## Instructions to follow
The exercise asks you to copy every line below in which "JSON" appears.

## Data supplied
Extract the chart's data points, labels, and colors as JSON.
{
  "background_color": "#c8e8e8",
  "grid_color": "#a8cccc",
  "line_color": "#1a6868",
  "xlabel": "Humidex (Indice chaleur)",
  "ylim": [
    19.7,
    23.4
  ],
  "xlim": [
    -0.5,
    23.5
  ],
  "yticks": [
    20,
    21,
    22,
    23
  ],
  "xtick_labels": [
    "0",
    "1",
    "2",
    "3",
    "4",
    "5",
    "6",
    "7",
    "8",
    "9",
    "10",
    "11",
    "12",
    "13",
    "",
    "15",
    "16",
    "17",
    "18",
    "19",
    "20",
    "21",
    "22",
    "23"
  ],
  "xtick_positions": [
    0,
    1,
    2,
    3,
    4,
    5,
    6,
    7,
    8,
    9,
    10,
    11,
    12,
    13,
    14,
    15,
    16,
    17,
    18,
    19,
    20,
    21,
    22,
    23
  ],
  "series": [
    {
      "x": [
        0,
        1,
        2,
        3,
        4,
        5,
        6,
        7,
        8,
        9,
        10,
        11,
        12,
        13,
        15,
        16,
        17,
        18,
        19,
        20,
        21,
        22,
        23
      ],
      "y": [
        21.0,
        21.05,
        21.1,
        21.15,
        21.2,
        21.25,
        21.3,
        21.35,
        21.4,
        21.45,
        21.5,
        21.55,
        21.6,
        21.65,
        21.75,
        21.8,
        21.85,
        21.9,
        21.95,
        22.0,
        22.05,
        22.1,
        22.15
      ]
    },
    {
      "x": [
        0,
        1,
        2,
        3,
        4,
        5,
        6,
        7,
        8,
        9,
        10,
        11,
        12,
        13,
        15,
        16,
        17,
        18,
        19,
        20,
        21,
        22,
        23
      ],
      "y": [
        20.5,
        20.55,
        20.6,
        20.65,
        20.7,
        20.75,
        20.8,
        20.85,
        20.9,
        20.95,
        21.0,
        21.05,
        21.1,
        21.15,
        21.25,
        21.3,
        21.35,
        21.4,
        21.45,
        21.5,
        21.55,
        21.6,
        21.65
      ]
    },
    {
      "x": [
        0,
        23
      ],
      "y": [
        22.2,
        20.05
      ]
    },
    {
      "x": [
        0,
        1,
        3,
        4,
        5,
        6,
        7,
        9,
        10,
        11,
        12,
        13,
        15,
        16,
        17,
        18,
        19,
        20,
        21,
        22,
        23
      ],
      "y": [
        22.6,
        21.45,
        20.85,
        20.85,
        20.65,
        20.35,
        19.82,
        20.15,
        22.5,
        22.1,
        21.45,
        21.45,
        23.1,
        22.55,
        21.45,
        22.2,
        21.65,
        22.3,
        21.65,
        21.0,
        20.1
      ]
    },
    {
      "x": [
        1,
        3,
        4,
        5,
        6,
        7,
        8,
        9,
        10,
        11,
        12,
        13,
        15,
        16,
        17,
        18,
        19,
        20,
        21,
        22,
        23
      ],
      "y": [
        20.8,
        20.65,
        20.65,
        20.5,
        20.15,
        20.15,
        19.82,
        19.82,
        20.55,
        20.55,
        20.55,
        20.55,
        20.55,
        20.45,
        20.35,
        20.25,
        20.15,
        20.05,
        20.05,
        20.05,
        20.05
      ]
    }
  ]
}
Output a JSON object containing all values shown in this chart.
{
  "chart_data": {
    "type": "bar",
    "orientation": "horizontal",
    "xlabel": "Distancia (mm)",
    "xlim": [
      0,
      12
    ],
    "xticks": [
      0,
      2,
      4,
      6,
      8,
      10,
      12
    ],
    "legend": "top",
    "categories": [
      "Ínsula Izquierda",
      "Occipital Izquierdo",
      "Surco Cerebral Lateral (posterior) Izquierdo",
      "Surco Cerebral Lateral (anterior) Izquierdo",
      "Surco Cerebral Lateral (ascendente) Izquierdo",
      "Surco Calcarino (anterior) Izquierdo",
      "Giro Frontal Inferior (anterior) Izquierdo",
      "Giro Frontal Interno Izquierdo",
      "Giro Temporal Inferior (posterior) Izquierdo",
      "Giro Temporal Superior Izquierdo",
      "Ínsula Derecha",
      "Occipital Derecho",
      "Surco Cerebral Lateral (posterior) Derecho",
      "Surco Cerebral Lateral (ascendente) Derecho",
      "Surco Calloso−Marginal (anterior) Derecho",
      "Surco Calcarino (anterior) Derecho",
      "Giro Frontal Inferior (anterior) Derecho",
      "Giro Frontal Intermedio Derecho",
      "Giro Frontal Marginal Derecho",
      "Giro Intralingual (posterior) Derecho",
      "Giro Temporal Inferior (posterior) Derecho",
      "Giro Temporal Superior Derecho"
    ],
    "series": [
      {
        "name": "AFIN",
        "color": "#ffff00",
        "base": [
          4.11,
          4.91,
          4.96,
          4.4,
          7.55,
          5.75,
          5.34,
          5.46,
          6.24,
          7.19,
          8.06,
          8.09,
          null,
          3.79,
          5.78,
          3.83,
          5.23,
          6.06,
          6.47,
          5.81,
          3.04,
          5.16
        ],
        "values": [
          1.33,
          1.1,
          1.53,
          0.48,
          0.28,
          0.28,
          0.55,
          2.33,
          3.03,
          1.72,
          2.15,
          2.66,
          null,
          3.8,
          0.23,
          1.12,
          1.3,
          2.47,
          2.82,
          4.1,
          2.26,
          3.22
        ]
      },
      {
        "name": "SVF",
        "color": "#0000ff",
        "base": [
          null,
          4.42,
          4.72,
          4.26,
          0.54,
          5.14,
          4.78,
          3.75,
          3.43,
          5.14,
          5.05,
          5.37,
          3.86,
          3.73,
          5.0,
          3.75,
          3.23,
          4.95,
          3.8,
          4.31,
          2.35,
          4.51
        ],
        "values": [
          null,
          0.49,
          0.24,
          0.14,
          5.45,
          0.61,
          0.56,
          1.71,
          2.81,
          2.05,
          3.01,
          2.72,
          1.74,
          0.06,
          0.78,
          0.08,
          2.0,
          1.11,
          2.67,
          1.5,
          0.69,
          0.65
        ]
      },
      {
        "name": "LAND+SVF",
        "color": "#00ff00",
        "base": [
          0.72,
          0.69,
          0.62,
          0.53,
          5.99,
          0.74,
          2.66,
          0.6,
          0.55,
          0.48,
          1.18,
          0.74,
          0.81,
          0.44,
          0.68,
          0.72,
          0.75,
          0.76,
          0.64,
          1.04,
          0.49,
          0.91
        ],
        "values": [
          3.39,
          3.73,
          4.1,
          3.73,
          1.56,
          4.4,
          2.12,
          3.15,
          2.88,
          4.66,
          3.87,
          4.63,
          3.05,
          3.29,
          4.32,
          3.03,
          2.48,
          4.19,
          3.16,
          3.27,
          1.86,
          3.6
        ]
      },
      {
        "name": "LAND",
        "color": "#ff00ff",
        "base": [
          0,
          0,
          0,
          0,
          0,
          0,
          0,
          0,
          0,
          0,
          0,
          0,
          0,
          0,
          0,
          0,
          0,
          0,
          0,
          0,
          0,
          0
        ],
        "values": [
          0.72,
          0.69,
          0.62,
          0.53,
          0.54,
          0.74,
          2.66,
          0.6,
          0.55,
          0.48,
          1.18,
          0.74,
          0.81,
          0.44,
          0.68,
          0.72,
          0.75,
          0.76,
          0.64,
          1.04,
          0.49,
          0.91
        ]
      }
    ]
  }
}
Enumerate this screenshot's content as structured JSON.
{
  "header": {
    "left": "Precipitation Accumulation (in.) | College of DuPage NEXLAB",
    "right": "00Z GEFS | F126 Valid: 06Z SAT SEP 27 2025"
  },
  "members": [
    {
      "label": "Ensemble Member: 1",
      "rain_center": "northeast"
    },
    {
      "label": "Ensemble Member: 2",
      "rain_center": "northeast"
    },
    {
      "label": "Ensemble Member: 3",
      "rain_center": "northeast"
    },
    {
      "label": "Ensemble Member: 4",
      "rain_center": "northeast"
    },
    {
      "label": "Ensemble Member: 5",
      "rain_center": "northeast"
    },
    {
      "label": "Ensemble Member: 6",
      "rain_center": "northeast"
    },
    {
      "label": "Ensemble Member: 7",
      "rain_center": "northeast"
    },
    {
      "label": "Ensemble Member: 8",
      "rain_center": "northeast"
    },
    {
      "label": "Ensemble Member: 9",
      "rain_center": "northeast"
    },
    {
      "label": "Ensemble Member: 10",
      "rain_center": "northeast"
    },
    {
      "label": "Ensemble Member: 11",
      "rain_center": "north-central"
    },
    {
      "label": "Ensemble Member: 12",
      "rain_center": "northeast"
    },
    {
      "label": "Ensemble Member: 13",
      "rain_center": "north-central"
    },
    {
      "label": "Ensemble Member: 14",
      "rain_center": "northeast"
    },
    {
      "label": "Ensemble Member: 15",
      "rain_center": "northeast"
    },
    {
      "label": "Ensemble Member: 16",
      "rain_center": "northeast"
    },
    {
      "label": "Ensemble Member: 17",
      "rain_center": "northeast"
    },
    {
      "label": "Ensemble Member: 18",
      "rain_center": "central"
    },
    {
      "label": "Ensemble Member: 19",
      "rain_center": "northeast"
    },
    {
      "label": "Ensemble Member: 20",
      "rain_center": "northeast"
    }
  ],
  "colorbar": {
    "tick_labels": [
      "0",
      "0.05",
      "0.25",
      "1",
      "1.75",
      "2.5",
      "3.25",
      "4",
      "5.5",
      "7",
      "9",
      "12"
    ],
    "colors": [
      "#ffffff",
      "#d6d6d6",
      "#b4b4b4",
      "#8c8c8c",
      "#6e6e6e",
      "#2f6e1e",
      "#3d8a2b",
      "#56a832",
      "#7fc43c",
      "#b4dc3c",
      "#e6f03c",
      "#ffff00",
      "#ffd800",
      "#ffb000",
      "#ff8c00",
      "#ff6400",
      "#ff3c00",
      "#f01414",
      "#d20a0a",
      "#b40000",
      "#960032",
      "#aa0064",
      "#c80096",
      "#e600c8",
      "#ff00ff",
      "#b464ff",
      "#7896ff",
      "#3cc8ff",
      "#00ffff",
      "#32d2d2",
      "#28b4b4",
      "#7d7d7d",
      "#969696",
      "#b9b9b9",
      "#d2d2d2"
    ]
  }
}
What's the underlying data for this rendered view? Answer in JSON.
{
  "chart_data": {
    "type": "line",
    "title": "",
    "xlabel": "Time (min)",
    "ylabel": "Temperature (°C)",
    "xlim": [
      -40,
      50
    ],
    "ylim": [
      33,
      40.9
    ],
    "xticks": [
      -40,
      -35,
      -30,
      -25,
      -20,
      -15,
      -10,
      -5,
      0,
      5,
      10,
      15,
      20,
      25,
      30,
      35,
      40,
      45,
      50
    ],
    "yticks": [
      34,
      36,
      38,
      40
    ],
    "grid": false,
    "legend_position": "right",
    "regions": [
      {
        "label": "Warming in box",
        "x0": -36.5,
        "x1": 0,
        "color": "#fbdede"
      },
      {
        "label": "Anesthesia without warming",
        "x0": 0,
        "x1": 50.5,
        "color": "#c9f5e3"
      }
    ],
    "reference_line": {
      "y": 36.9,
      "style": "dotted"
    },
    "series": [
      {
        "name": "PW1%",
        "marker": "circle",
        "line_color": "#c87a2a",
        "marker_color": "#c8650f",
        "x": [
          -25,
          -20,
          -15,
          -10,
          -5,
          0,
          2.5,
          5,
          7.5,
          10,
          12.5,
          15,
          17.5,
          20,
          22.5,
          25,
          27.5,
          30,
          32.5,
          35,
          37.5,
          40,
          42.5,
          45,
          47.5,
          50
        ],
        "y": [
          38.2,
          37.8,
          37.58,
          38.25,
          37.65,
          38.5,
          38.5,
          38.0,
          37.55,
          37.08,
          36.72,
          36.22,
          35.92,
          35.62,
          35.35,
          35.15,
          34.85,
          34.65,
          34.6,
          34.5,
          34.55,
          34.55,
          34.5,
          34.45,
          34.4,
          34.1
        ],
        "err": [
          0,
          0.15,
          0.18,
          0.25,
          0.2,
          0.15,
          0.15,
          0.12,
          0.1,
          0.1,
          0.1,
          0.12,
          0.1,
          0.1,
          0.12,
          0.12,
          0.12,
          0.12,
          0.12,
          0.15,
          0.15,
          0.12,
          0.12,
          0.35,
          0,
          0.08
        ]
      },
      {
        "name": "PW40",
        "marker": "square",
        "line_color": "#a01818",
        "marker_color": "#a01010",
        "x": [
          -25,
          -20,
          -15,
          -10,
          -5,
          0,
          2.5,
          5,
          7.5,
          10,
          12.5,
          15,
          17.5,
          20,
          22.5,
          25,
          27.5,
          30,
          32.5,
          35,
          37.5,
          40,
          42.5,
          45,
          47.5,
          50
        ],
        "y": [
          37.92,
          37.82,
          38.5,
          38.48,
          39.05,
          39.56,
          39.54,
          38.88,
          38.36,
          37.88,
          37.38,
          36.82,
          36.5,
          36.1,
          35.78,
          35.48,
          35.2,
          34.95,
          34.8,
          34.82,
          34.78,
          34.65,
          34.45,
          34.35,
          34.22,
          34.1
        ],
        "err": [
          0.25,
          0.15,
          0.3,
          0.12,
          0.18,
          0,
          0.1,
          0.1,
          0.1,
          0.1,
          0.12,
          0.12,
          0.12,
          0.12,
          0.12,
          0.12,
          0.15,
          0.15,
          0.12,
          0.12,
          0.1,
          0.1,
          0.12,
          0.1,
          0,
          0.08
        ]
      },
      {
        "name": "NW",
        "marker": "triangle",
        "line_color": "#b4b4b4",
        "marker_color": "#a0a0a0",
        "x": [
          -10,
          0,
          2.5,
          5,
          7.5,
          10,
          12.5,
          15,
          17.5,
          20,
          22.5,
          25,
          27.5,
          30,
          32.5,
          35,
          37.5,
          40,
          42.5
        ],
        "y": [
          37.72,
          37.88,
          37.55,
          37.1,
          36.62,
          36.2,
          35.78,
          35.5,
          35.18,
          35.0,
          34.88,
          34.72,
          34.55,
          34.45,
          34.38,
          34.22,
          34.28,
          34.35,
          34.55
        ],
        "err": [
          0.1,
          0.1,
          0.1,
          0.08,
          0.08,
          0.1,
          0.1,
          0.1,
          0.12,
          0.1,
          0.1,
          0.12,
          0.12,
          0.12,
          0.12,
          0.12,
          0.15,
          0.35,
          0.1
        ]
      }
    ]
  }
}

## Exercise answer
Extract the chart's data points, labels, and colors as JSON.
Output a JSON object containing all values shown in this chart.
Enumerate this screenshot's content as structured JSON.
What's the underlying data for this rendered view? Answer in JSON.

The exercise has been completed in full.